*SUPPLIED PASSAGE*:
"""
RegisterMismatchCommon.jl

RegisterMismatchCommon provides the shared types, utilities, and aperture-based workflow helpers used for image-registration mismatch computation in the HolyLab ecosystem. Concrete mismatch implementations live in downstream packages:

• RegisterMismatch — CPU/FFTW
• RegisterMismatchCuda — GPU/CUFFT

In practice you will using RegisterMismatch (or its CUDA variant) rather than this package directly. RegisterMismatchCommon is an explicit dependency for code that needs to type-annotate or dispatch on MismatchArray / NumDenom without caring which backend is loaded.

Installation

This package lives in the HolyLab registry. Add the registry once, then install normally:

using Pkg
pkg"registry add General https://github.com/HolyLab/HolyLabRegistry.git"
Pkg.add("RegisterMismatchCommon")

Key concepts

NumDenom and MismatchArray

Mismatch is stored as a ratio: a numerator (sum of squared pixel differences) over a denominator (normalization factor). Keeping them separate lets downstream code combine apertures, apply thresholds, and interpolate without losing information. NumDenom{T} is a two-field struct from RegisterCore, and a MismatchArray is a CenterIndexedArray of NumDenom values indexed from -maxshift to +maxshift along each dimension.

Aperture workflow

Rather than computing a single mismatch over the whole image, the aperture workflow divides the image into overlapping sub-regions (apertures) and computes one MismatchArray per aperture. This yields a spatially-resolved shift field, which is the starting point for non-rigid registration.
"""
*SUPPLIED MATERIAL*:
"""
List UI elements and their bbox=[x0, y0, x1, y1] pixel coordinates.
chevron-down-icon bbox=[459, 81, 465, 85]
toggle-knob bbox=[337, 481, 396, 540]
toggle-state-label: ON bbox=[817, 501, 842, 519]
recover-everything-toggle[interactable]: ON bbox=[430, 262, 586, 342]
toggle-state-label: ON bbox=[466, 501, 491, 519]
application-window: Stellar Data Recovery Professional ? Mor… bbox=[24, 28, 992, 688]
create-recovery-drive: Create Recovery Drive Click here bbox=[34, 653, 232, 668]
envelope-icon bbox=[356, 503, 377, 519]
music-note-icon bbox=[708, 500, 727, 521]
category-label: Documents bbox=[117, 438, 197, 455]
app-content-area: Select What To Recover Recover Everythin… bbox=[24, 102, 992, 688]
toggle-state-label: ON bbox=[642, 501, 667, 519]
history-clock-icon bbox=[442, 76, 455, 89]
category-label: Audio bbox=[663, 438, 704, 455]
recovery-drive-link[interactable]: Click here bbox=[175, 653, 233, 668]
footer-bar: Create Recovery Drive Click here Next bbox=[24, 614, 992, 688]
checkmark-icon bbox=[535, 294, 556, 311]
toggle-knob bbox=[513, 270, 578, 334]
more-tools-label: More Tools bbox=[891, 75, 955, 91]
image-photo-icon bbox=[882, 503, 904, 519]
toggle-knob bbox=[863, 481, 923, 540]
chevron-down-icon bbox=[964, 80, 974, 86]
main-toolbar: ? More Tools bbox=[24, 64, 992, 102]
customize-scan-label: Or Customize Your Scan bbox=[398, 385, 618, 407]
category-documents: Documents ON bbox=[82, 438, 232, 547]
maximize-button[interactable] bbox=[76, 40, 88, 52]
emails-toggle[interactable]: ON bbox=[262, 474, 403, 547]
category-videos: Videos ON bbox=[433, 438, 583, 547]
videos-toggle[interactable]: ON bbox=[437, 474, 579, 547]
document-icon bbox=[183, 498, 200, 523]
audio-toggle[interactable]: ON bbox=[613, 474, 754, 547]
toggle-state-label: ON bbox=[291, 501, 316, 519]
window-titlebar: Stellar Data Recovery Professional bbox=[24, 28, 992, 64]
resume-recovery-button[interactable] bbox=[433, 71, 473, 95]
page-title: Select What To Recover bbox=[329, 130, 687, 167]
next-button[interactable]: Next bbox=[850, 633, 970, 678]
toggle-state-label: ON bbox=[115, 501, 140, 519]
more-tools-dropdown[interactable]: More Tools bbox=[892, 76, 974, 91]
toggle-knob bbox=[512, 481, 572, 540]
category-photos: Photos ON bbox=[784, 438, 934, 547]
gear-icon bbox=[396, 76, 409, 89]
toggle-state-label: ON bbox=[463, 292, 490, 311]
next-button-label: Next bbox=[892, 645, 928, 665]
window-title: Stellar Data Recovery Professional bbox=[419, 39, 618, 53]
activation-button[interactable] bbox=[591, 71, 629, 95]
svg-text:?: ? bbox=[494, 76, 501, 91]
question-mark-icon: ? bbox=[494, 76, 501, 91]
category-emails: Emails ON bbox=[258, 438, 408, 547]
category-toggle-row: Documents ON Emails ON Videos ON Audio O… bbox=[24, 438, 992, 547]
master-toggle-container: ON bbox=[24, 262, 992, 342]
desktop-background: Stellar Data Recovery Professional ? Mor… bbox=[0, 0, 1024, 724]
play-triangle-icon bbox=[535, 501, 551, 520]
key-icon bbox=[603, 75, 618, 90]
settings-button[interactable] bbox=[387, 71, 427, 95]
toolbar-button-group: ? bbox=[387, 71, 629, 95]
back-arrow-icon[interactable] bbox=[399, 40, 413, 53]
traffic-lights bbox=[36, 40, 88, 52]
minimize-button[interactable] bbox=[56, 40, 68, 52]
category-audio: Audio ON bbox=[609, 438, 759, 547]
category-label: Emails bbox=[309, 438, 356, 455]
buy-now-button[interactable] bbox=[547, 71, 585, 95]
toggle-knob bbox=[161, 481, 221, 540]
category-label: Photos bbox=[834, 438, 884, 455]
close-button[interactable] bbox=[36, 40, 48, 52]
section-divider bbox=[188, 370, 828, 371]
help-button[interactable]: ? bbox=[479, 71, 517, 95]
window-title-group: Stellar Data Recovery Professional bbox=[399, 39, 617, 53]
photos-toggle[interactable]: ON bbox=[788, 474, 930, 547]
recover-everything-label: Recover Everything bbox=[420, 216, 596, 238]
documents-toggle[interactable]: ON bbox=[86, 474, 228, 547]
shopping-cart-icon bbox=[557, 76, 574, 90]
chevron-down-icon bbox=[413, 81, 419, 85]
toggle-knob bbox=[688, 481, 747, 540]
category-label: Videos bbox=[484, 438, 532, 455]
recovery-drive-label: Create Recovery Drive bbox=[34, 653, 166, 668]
"""
*AIM*: Extend the RegisterMismatchCommon.jl documentation, picking up after its last sentence.

*EXERCISE RESPONSE*:
The typical sequence is:

aperture_grid         →   center coordinates for each aperture
allocate_mmarrays     →   pre-allocated output array
mismatch_apertures    →   fill the output  (needs a backend loaded)
correctbias!          →   remove pixel-bias artifacts
truncatenoise!        →   zero out low-signal entries

mismatch requires a backend

mismatch and functions that call it (mismatch_apertures, register_translate) are stubs defined here but not implemented. Loading RegisterMismatch or RegisterMismatchCuda extends them with a concrete method. Calling them without a backend will throw a MethodError.

Usage examples

Aperture grid

using RegisterMismatchCommon

# 64×64 image, 4×4 grid of apertures
ag = aperture_grid((64, 64), (4, 4))
size(ag)                      # (4, 4)
ag[1, 1]                      # (1.0, 1.0)   — top-left corner
ag[4, 4]                      # (64.0, 64.0) — bottom-right corner

Aperture width

img = zeros(Float32, 64, 64)
default_aperture_width(img, (4, 4))   # (21.0, 21.0)

Allocating output arrays

# Pre-allocate a 4×4 grid of MismatchArrays, each covering ±5 pixels
mms = allocate_mmarrays(Float32, (4, 4), (5, 5))
size(mms)        # (4, 4)
size(mms[1, 1])  # (11, 11)  — 2*5+1 per dimension

Zero-shift mismatch (no backend needed)

mismatch0 measures the mismatch at zero shift directly, without FFTs:

fixed  = [1.0 2.0; 3.0 4.0]
moving = [1.0 2.0; 3.0 4.0]
mismatch0(fixed, moving)          # NumDenom(0.0, 60.0) — perfect match

moving2 = [2.0 3.0; 4.0 5.0]
mm0 = mismatch0(fixed, moving2)   # NumDenom(4.0, 84.0)
mm0.num / mm0.denom               # ≈ 0.048 — normalized mismatch

Padding mismatched arrays

a = [1.0 2.0; 3.0 4.0]           # 2×2
b = [5.0 6.0 7.0; 8.0 9.0 10.0]  # 2×3
ap, bp = nanpad(a, b)
# ap is 2×3, padded with NaN in the third column
# bp is returned unchanged

Post-processing

# Zero out entries whose denominator is too small to be reliable
truncatenoise!(mms, 0.5f0)

# Impute zero-shift entries that are corrupted by pixel-bias
correctbias!(mms)

Full-image translation (with a backend)

using RegisterMismatch   # or RegisterMismatchCuda

fixed  = rand(Float32, 64, 64)
moving = rand(Float32, 64, 64)

shift = register_translate(fixed, moving, (10, 10))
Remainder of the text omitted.